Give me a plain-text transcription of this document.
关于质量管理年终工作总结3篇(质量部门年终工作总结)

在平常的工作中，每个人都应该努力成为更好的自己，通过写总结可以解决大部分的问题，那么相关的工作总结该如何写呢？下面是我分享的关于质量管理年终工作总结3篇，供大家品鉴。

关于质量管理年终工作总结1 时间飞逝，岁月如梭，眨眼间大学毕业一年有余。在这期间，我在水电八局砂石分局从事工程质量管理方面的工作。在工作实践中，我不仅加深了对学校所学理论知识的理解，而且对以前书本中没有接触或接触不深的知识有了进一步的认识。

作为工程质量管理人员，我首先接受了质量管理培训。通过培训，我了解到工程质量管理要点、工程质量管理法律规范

▶ **YOUR TASK**
Repeat the data verbatim.

▶ **COMPLETE RESPONSE**
Give me a plain-text transcription of this document.
关于质量管理年终工作总结3篇(质量部门年终工作总结)

在平常的工作中，每个人都应该努力成为更好的自己，通过写总结可以解决大部分的问题，那么相关的工作总结该如何写呢？下面是我分享的关于质量管理年终工作总结3篇，供大家品鉴。

关于质量管理年终工作总结1 时间飞逝，岁月如梭，眨眼间大学毕业一年有余。在这期间，我在水电八局砂石分局从事工程质量管理方面的工作。在工作实践中，我不仅加深了对学校所学理论知识的理解，而且对以前书本中没有接触或接触不深的知识有了进一步的认识。

作为工程质量管理人员，我首先接受了质量管理培训。通过培训，我了解到工程质量管理要点、工程质量管理法律规范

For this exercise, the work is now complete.